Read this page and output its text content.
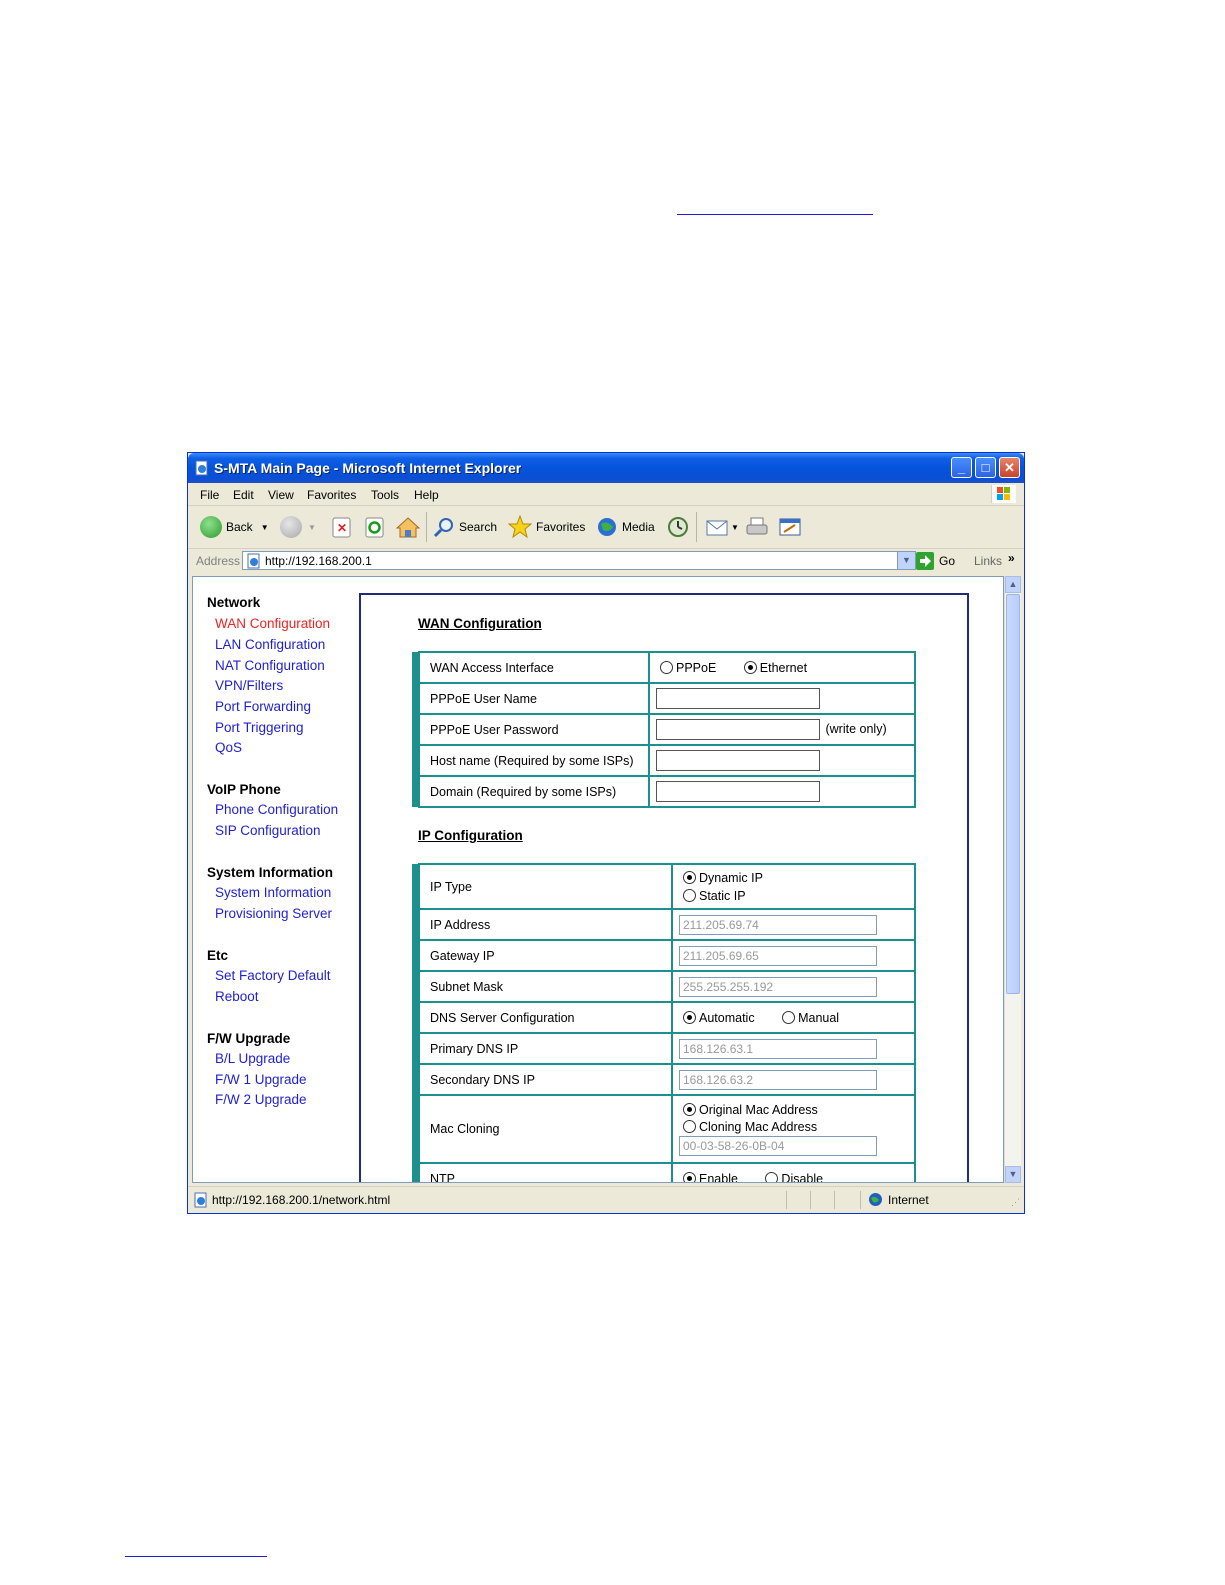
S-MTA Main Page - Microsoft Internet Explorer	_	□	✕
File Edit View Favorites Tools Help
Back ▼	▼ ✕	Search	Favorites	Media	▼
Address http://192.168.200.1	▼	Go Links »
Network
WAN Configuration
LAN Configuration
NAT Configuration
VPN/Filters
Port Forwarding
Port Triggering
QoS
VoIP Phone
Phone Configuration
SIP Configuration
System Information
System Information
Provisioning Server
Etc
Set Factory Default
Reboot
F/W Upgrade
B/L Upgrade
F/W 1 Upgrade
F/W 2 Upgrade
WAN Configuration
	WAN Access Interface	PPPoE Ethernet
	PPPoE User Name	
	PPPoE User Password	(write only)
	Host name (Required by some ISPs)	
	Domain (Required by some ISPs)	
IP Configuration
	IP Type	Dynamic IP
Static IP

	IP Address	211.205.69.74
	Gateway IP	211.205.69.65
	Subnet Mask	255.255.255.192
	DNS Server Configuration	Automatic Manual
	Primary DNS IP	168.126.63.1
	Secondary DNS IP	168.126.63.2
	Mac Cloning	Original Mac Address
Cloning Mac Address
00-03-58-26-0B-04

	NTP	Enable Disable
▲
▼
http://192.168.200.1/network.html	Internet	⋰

··········

Given problem
Go back to the records above and write them out exactly, without the pictures.

Written solution
Read this page and output its text content.
S-MTA Main Page - Microsoft Internet Explorer	_	□	✕
File Edit View Favorites Tools Help
Back ▼	▼ ✕	Search	Favorites	Media	▼
Address http://192.168.200.1	▼	Go Links »
Network
WAN Configuration
LAN Configuration
NAT Configuration
VPN/Filters
Port Forwarding
Port Triggering
QoS
VoIP Phone
Phone Configuration
SIP Configuration
System Information
System Information
Provisioning Server
Etc
Set Factory Default
Reboot
F/W Upgrade
B/L Upgrade
F/W 1 Upgrade
F/W 2 Upgrade
WAN Configuration
	WAN Access Interface	PPPoE Ethernet
	PPPoE User Name	
	PPPoE User Password	(write only)
	Host name (Required by some ISPs)	
	Domain (Required by some ISPs)	
IP Configuration
	IP Type	Dynamic IP
Static IP

	IP Address	211.205.69.74
	Gateway IP	211.205.69.65
	Subnet Mask	255.255.255.192
	DNS Server Configuration	Automatic Manual
	Primary DNS IP	168.126.63.1
	Secondary DNS IP	168.126.63.2
	Mac Cloning	Original Mac Address
Cloning Mac Address
00-03-58-26-0B-04

	NTP	Enable Disable
▲
▼
http://192.168.200.1/network.html	Internet	⋰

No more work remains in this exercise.